* **Input records**
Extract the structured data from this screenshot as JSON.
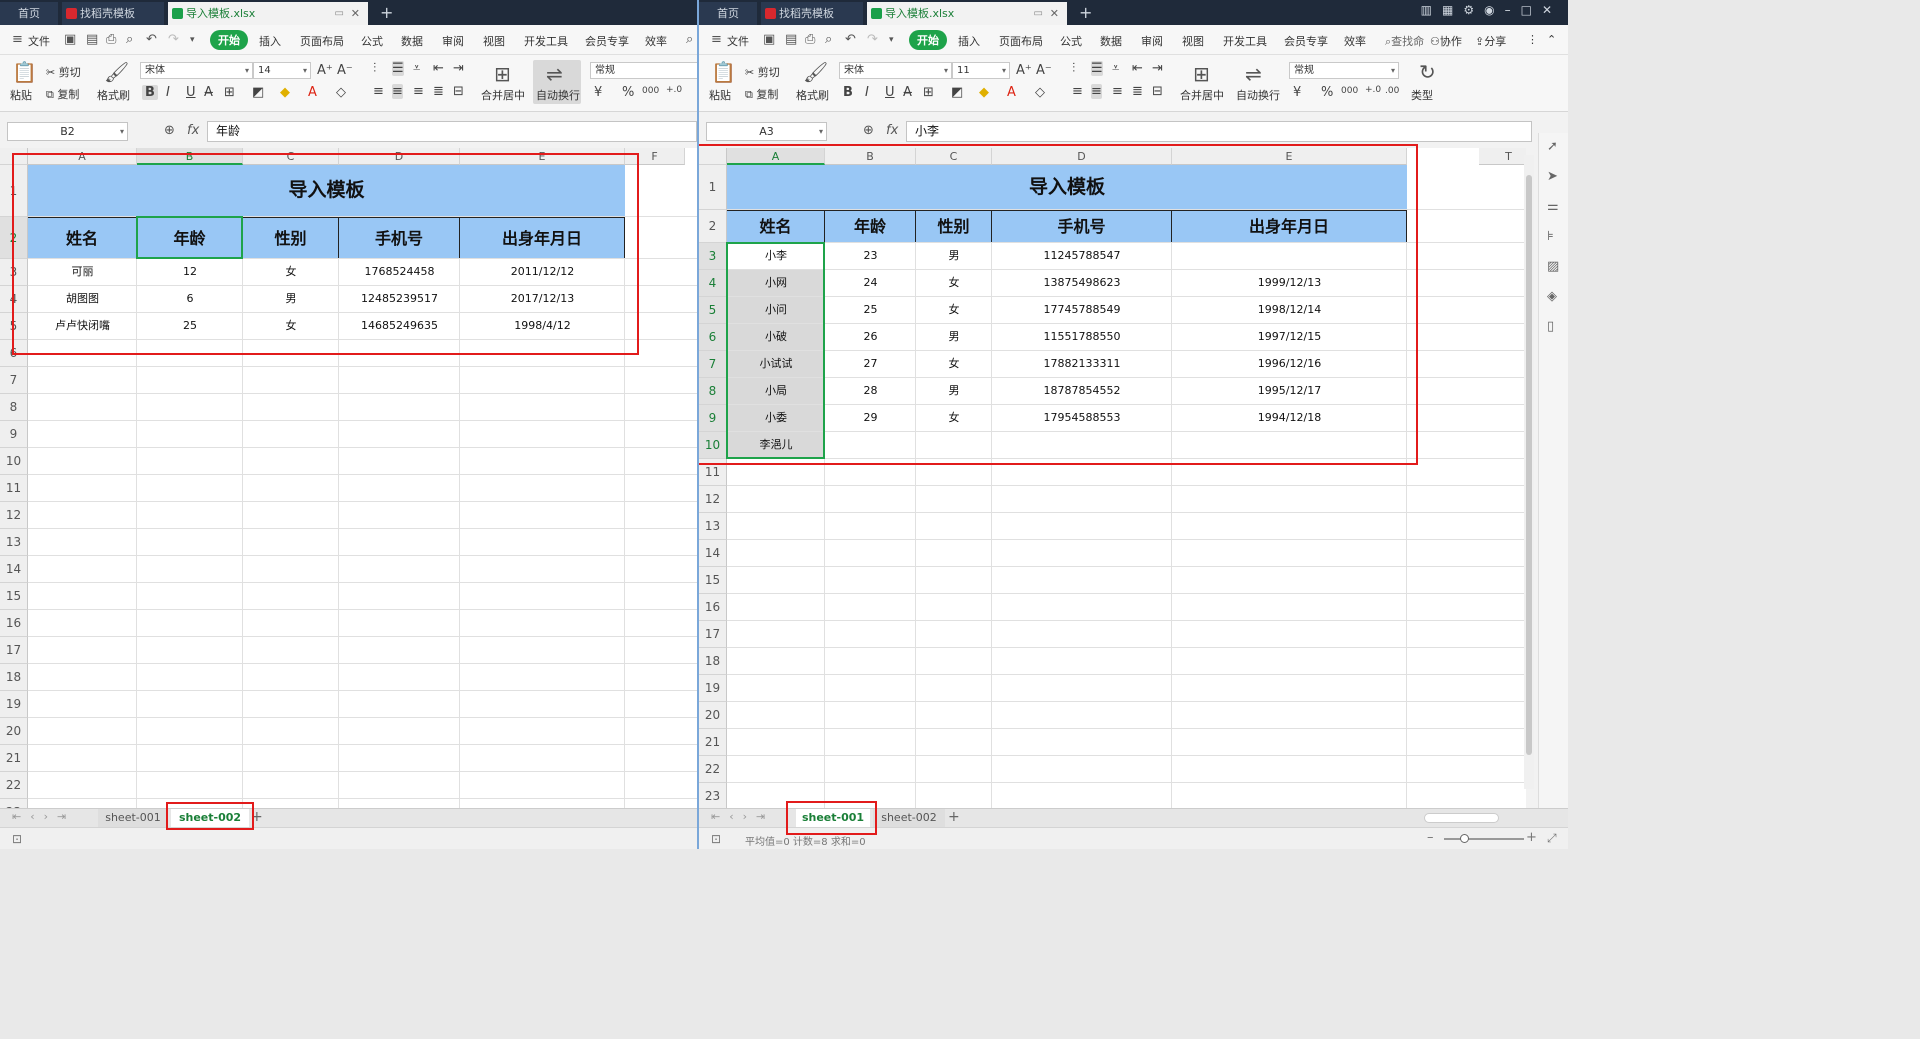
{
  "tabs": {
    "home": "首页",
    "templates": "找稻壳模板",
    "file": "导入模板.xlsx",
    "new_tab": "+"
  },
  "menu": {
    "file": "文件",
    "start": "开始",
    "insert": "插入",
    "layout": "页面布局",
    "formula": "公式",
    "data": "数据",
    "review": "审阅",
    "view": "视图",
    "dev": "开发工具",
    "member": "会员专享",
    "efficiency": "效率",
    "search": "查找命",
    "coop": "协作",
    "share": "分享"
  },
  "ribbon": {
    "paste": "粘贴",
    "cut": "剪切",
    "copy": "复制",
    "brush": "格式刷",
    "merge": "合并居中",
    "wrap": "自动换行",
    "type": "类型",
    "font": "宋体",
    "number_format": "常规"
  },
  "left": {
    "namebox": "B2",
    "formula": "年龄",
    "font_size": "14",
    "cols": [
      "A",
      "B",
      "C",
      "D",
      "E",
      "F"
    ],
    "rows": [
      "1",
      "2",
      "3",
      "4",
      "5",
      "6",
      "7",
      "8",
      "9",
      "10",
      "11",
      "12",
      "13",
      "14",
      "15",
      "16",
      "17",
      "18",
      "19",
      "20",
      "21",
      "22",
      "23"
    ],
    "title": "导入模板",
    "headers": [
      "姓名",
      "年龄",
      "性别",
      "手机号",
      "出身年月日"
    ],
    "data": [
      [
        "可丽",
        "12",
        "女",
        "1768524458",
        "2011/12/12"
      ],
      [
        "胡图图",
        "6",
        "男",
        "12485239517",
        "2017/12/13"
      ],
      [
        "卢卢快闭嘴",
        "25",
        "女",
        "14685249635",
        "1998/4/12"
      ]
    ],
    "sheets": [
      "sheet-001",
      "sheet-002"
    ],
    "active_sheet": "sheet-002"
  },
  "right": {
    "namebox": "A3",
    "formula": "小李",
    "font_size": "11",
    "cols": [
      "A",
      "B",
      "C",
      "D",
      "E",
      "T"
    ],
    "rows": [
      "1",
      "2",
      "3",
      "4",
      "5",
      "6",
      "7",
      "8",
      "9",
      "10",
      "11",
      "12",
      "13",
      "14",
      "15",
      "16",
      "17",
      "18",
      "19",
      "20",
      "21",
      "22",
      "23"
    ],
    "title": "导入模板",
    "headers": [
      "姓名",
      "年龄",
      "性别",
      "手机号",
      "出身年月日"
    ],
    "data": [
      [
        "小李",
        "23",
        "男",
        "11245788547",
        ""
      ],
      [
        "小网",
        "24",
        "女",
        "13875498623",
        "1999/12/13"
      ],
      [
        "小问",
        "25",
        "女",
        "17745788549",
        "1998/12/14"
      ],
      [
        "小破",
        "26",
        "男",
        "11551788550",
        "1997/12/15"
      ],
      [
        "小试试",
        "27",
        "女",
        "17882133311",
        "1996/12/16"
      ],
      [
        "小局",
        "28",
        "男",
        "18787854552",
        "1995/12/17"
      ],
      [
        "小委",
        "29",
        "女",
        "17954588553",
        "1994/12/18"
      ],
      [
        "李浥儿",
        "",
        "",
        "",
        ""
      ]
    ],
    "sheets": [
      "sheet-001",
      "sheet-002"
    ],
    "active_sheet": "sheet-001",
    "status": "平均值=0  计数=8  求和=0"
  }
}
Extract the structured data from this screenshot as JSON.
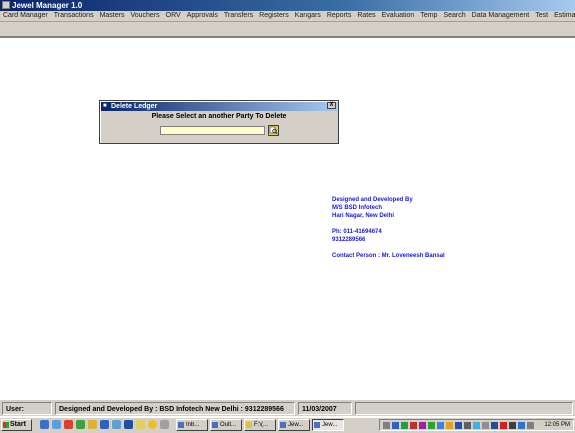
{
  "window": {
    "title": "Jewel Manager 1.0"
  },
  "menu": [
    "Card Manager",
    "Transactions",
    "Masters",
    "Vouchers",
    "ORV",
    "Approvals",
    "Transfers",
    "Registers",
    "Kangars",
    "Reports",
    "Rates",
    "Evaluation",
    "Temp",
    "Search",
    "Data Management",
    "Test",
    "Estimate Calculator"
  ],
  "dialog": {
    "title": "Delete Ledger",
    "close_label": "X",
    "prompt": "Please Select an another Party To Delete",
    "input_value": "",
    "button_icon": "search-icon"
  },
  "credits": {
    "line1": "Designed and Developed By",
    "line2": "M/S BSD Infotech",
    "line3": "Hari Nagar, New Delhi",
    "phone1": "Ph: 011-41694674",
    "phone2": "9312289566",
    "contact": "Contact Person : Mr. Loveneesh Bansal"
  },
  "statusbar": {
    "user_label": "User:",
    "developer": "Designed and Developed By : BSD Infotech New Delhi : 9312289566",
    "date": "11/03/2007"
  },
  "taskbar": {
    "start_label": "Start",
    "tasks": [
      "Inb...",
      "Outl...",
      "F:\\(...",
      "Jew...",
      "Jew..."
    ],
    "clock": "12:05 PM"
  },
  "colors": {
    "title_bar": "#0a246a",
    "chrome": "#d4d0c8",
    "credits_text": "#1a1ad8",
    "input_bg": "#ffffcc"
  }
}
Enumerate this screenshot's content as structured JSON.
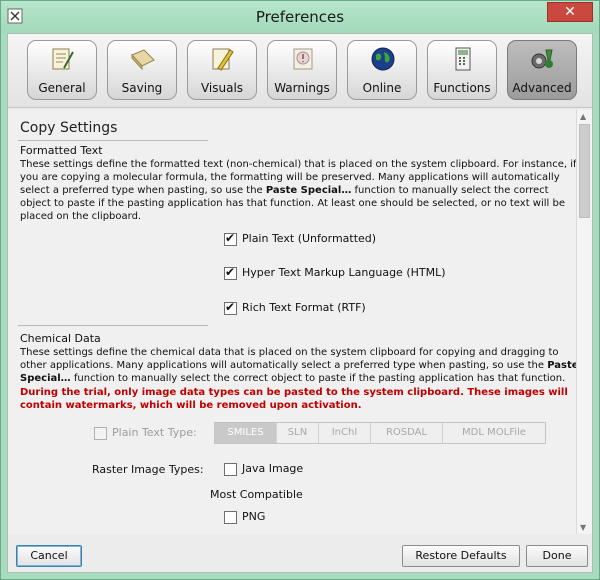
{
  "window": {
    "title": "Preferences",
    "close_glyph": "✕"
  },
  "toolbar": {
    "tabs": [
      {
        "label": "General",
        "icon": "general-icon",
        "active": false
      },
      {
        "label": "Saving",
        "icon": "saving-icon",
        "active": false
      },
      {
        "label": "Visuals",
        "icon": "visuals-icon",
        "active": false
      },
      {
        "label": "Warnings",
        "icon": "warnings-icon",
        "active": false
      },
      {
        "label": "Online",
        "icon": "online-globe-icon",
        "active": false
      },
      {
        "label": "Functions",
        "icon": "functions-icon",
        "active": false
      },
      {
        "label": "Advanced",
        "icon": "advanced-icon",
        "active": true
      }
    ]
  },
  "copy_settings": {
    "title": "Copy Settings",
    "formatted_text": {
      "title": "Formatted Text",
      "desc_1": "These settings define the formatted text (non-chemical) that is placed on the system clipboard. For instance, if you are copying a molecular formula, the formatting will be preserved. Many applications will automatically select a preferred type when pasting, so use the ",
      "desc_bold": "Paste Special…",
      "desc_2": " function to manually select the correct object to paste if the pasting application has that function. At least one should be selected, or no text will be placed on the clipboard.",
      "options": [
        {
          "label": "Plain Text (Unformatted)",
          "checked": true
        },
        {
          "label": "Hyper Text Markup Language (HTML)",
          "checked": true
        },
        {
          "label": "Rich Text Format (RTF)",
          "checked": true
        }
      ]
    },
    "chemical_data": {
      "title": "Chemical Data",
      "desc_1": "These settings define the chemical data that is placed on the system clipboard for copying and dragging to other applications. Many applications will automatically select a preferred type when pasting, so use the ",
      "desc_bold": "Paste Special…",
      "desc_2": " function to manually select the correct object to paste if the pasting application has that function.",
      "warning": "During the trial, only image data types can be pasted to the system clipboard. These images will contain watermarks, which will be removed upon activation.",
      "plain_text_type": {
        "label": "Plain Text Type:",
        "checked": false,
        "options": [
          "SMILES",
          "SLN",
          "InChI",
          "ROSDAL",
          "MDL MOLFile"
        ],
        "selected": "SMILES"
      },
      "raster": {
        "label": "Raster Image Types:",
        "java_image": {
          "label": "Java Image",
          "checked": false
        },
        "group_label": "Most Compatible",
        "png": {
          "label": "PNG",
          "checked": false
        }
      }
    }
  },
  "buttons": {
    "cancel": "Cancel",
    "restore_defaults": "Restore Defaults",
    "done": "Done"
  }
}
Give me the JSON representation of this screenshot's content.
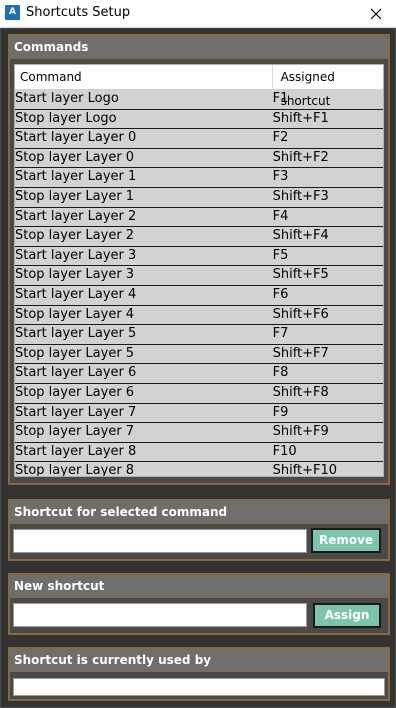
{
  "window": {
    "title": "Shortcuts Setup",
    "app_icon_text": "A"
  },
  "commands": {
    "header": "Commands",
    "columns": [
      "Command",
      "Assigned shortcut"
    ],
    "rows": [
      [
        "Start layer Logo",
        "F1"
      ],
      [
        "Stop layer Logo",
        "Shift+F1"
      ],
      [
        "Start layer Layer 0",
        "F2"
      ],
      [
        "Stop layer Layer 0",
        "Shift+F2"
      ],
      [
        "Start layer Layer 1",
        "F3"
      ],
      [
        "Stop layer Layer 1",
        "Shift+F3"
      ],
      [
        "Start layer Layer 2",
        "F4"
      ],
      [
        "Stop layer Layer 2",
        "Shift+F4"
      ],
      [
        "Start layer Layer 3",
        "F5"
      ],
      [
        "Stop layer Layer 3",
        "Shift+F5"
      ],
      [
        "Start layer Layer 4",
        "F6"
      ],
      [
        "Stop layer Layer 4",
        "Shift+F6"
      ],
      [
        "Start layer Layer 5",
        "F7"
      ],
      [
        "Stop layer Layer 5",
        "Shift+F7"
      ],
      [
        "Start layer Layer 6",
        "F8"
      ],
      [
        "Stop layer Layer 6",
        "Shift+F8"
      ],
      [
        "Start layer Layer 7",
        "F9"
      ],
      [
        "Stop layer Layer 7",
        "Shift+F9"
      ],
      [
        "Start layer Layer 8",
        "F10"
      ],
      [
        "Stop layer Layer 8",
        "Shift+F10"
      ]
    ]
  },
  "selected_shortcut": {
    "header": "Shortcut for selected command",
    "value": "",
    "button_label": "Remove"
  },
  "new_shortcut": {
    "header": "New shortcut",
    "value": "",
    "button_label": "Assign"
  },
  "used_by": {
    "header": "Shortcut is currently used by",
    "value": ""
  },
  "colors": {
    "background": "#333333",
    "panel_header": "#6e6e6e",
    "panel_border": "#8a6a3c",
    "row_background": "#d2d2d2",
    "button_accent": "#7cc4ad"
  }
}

* **Written task**
State how many lines of the records above contain the word "object", and give only that number.

* **Problem solution**
2